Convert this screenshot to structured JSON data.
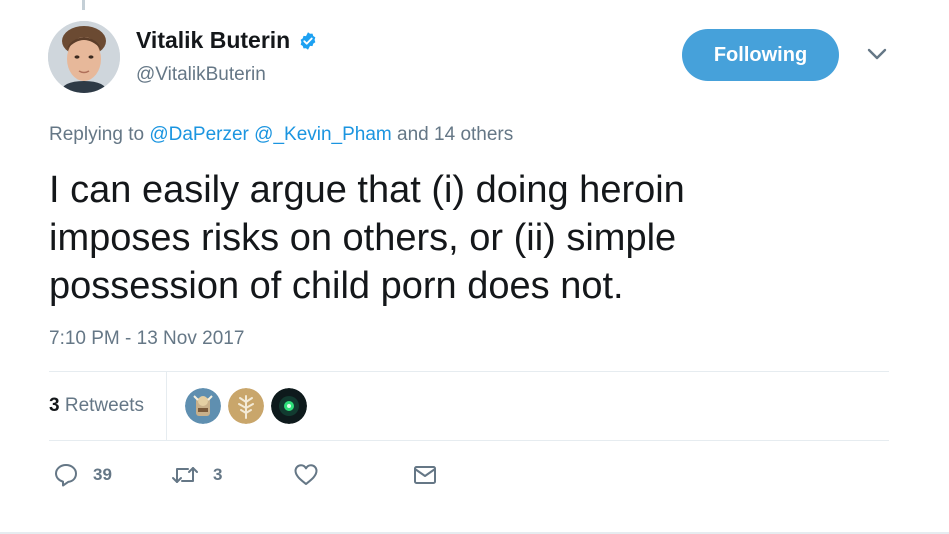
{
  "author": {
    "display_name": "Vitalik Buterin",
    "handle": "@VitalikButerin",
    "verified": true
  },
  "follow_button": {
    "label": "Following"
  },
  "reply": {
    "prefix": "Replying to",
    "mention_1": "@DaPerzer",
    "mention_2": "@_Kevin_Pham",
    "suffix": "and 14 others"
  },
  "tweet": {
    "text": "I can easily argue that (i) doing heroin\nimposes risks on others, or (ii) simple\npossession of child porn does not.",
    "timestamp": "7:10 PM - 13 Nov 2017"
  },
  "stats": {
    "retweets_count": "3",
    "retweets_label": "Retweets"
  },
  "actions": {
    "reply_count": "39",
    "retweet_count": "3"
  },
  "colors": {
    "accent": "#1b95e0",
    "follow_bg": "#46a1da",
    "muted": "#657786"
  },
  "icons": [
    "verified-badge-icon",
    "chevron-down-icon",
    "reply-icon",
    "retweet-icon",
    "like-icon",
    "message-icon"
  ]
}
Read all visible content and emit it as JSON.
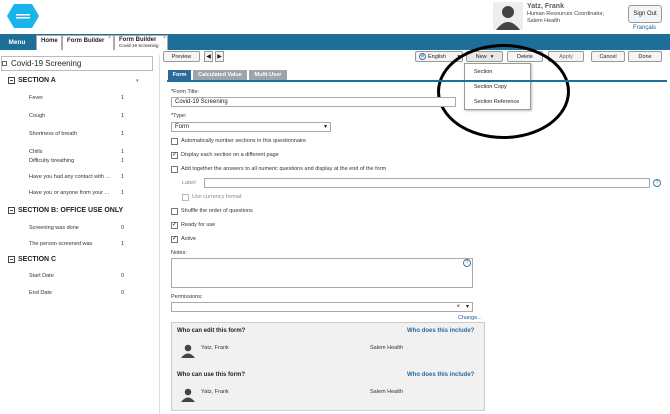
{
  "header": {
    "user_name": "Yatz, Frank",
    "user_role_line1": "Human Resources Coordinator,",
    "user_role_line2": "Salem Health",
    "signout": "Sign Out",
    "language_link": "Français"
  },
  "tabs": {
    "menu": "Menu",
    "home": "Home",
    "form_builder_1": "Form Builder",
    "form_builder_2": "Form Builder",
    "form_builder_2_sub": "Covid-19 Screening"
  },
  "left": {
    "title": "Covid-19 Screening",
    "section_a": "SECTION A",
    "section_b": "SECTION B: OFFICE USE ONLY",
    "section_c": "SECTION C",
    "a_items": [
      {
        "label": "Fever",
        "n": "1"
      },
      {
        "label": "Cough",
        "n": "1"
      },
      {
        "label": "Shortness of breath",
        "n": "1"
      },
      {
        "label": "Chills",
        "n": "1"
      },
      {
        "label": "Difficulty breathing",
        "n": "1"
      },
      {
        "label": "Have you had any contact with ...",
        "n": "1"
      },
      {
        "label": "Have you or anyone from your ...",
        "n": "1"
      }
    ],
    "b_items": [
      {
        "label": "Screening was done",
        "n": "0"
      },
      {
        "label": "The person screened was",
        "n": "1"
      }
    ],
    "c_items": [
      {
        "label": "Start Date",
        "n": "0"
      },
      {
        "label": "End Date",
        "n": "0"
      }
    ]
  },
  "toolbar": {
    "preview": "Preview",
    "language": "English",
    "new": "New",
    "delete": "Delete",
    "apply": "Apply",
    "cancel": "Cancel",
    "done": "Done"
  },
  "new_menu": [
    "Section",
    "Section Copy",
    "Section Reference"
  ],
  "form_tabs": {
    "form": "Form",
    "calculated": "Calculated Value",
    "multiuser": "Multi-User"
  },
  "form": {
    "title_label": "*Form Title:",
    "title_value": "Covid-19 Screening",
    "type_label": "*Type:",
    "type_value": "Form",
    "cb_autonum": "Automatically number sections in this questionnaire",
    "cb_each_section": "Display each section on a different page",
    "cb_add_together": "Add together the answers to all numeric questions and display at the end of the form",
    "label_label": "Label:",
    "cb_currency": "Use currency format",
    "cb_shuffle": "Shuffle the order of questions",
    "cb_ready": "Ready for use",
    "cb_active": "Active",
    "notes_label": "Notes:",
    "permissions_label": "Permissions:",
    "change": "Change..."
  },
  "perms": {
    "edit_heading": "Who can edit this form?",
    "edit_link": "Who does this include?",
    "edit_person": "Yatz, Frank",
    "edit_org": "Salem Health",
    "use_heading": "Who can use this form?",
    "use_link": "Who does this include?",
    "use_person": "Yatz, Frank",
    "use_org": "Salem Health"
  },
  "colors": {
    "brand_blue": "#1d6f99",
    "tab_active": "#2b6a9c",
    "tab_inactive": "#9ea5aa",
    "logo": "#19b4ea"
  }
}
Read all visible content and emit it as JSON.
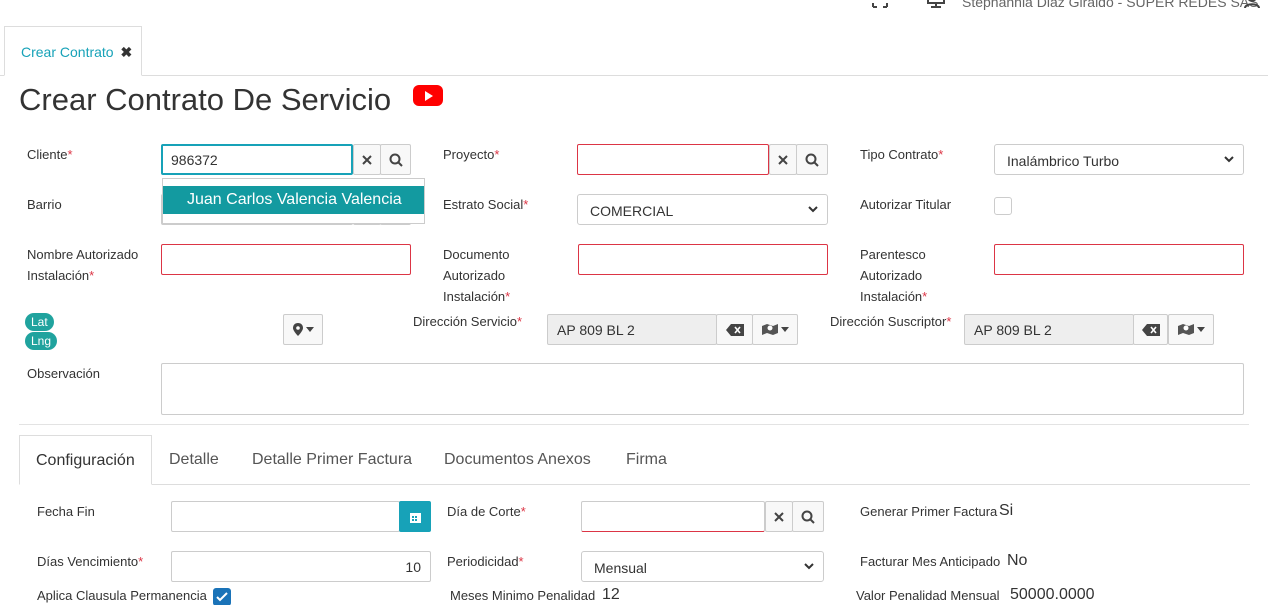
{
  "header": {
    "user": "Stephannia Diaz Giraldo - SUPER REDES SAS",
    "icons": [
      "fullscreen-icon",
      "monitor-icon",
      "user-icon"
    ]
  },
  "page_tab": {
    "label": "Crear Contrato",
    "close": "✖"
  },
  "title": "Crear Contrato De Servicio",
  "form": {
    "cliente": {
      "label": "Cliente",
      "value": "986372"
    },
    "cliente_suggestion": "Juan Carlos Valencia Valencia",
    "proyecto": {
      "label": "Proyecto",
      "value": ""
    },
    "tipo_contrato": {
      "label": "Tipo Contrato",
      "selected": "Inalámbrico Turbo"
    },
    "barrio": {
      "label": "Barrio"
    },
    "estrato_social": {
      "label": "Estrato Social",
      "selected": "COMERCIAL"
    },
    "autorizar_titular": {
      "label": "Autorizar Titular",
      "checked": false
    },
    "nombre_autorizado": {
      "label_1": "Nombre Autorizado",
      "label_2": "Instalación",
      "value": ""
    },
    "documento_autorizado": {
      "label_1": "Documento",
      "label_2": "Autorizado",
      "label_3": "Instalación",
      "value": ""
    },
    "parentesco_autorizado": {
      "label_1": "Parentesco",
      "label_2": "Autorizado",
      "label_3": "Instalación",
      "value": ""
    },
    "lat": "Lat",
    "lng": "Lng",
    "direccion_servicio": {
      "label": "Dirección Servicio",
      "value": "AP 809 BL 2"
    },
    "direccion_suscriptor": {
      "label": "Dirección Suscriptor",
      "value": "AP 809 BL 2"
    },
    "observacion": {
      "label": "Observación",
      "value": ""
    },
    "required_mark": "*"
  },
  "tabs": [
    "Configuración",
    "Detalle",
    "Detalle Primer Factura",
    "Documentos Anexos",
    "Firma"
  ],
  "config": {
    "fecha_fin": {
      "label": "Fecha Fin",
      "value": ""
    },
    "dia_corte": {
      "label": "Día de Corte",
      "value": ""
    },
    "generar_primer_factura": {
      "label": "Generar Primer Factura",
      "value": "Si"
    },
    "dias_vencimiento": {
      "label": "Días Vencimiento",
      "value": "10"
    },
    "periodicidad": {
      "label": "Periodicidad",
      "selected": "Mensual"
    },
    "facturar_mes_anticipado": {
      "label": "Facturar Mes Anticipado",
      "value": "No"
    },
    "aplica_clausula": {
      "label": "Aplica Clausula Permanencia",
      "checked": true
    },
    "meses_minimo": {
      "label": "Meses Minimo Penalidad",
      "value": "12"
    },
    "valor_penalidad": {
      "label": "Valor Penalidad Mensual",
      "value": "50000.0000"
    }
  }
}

━━━━━━━━━━

§ **TO BE DONE**
Reproduce every record word for word. The copy must contain no pictures.

§ **RESULT**
Convert this screenshot to structured JSON data.
{
  "author": {
    "display_name": "Vitalik Buterin",
    "handle": "@VitalikButerin",
    "verified": true
  },
  "follow_button": {
    "label": "Following"
  },
  "reply": {
    "prefix": "Replying to",
    "mention_1": "@DaPerzer",
    "mention_2": "@_Kevin_Pham",
    "suffix": "and 14 others"
  },
  "tweet": {
    "text": "I can easily argue that (i) doing heroin\nimposes risks on others, or (ii) simple\npossession of child porn does not.",
    "timestamp": "7:10 PM - 13 Nov 2017"
  },
  "stats": {
    "retweets_count": "3",
    "retweets_label": "Retweets"
  },
  "actions": {
    "reply_count": "39",
    "retweet_count": "3"
  },
  "colors": {
    "accent": "#1b95e0",
    "follow_bg": "#46a1da",
    "muted": "#657786"
  },
  "icons": [
    "verified-badge-icon",
    "chevron-down-icon",
    "reply-icon",
    "retweet-icon",
    "like-icon",
    "message-icon"
  ]
}
Read all visible content and emit it as JSON.
{
  "header": {
    "user_name": "Yatz, Frank",
    "user_role_line1": "Human Resources Coordinator,",
    "user_role_line2": "Salem Health",
    "signout": "Sign Out",
    "language_link": "Français"
  },
  "tabs": {
    "menu": "Menu",
    "home": "Home",
    "form_builder_1": "Form Builder",
    "form_builder_2": "Form Builder",
    "form_builder_2_sub": "Covid-19 Screening"
  },
  "left": {
    "title": "Covid-19 Screening",
    "section_a": "SECTION A",
    "section_b": "SECTION B: OFFICE USE ONLY",
    "section_c": "SECTION C",
    "a_items": [
      {
        "label": "Fever",
        "n": "1"
      },
      {
        "label": "Cough",
        "n": "1"
      },
      {
        "label": "Shortness of breath",
        "n": "1"
      },
      {
        "label": "Chills",
        "n": "1"
      },
      {
        "label": "Difficulty breathing",
        "n": "1"
      },
      {
        "label": "Have you had any contact with ...",
        "n": "1"
      },
      {
        "label": "Have you or anyone from your ...",
        "n": "1"
      }
    ],
    "b_items": [
      {
        "label": "Screening was done",
        "n": "0"
      },
      {
        "label": "The person screened was",
        "n": "1"
      }
    ],
    "c_items": [
      {
        "label": "Start Date",
        "n": "0"
      },
      {
        "label": "End Date",
        "n": "0"
      }
    ]
  },
  "toolbar": {
    "preview": "Preview",
    "language": "English",
    "new": "New",
    "delete": "Delete",
    "apply": "Apply",
    "cancel": "Cancel",
    "done": "Done"
  },
  "new_menu": [
    "Section",
    "Section Copy",
    "Section Reference"
  ],
  "form_tabs": {
    "form": "Form",
    "calculated": "Calculated Value",
    "multiuser": "Multi-User"
  },
  "form": {
    "title_label": "*Form Title:",
    "title_value": "Covid-19 Screening",
    "type_label": "*Type:",
    "type_value": "Form",
    "cb_autonum": "Automatically number sections in this questionnaire",
    "cb_each_section": "Display each section on a different page",
    "cb_add_together": "Add together the answers to all numeric questions and display at the end of the form",
    "label_label": "Label:",
    "cb_currency": "Use currency format",
    "cb_shuffle": "Shuffle the order of questions",
    "cb_ready": "Ready for use",
    "cb_active": "Active",
    "notes_label": "Notes:",
    "permissions_label": "Permissions:",
    "change": "Change..."
  },
  "perms": {
    "edit_heading": "Who can edit this form?",
    "edit_link": "Who does this include?",
    "edit_person": "Yatz, Frank",
    "edit_org": "Salem Health",
    "use_heading": "Who can use this form?",
    "use_link": "Who does this include?",
    "use_person": "Yatz, Frank",
    "use_org": "Salem Health"
  },
  "colors": {
    "brand_blue": "#1d6f99",
    "tab_active": "#2b6a9c",
    "tab_inactive": "#9ea5aa",
    "logo": "#19b4ea"
  }
}
Read all visible content and emit it as JSON.
{
  "header": {
    "user": "Stephannia Diaz Giraldo - SUPER REDES SAS",
    "icons": [
      "fullscreen-icon",
      "monitor-icon",
      "user-icon"
    ]
  },
  "page_tab": {
    "label": "Crear Contrato",
    "close": "✖"
  },
  "title": "Crear Contrato De Servicio",
  "form": {
    "cliente": {
      "label": "Cliente",
      "value": "986372"
    },
    "cliente_suggestion": "Juan Carlos Valencia Valencia",
    "proyecto": {
      "label": "Proyecto",
      "value": ""
    },
    "tipo_contrato": {
      "label": "Tipo Contrato",
      "selected": "Inalámbrico Turbo"
    },
    "barrio": {
      "label": "Barrio"
    },
    "estrato_social": {
      "label": "Estrato Social",
      "selected": "COMERCIAL"
    },
    "autorizar_titular": {
      "label": "Autorizar Titular",
      "checked": false
    },
    "nombre_autorizado": {
      "label_1": "Nombre Autorizado",
      "label_2": "Instalación",
      "value": ""
    },
    "documento_autorizado": {
      "label_1": "Documento",
      "label_2": "Autorizado",
      "label_3": "Instalación",
      "value": ""
    },
    "parentesco_autorizado": {
      "label_1": "Parentesco",
      "label_2": "Autorizado",
      "label_3": "Instalación",
      "value": ""
    },
    "lat": "Lat",
    "lng": "Lng",
    "direccion_servicio": {
      "label": "Dirección Servicio",
      "value": "AP 809 BL 2"
    },
    "direccion_suscriptor": {
      "label": "Dirección Suscriptor",
      "value": "AP 809 BL 2"
    },
    "observacion": {
      "label": "Observación",
      "value": ""
    },
    "required_mark": "*"
  },
  "tabs": [
    "Configuración",
    "Detalle",
    "Detalle Primer Factura",
    "Documentos Anexos",
    "Firma"
  ],
  "config": {
    "fecha_fin": {
      "label": "Fecha Fin",
      "value": ""
    },
    "dia_corte": {
      "label": "Día de Corte",
      "value": ""
    },
    "generar_primer_factura": {
      "label": "Generar Primer Factura",
      "value": "Si"
    },
    "dias_vencimiento": {
      "label": "Días Vencimiento",
      "value": "10"
    },
    "periodicidad": {
      "label": "Periodicidad",
      "selected": "Mensual"
    },
    "facturar_mes_anticipado": {
      "label": "Facturar Mes Anticipado",
      "value": "No"
    },
    "aplica_clausula": {
      "label": "Aplica Clausula Permanencia",
      "checked": true
    },
    "meses_minimo": {
      "label": "Meses Minimo Penalidad",
      "value": "12"
    },
    "valor_penalidad": {
      "label": "Valor Penalidad Mensual",
      "value": "50000.0000"
    }
  }
}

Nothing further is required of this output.